[DIRECTIONS FOR THIS TASK]
Pick out every line in the items below that contains the word "from", and copy each of those lines in full.

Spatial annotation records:
╔══
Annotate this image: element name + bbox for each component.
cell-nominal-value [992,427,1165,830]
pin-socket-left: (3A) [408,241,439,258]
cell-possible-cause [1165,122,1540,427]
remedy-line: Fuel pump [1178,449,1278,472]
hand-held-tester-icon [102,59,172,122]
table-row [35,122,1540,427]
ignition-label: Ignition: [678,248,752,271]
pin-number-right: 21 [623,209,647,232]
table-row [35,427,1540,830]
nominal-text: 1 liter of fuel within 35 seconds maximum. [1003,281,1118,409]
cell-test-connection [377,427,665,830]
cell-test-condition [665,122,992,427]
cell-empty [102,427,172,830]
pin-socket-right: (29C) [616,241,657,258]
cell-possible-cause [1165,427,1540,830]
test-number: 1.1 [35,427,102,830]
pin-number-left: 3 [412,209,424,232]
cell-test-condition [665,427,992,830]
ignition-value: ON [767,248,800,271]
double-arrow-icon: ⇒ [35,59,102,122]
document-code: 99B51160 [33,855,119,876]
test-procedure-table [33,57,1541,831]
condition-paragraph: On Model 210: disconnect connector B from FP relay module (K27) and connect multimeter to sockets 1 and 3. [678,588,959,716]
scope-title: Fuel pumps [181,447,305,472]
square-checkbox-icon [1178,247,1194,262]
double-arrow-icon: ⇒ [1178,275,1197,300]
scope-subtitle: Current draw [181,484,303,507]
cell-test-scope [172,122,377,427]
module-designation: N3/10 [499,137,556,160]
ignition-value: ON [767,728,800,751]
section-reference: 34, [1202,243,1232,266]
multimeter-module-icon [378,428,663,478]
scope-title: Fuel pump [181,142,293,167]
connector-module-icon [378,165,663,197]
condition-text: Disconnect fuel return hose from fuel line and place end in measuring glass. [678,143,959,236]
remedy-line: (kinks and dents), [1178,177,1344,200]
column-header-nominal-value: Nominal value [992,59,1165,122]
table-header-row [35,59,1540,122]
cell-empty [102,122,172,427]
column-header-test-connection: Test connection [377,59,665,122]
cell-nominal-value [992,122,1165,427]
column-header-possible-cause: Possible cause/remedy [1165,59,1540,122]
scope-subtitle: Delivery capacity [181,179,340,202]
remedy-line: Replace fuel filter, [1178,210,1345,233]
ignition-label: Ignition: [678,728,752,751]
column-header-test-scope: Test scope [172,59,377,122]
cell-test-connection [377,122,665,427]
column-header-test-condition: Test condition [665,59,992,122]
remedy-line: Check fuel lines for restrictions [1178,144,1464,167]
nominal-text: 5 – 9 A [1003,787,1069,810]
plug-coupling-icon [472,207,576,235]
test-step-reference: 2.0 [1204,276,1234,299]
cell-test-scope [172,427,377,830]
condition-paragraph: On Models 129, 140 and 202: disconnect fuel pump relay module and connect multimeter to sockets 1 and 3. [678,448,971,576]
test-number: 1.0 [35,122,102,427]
╚══
[SOLVED EXERCISE]
condition-paragraph: On Model 210: disconnect connector B from FP relay module (K27) and connect multimeter to sockets 1 and 3. [678,588,959,716]
condition-text: Disconnect fuel return hose from fuel line and place end in measuring glass. [678,143,959,236]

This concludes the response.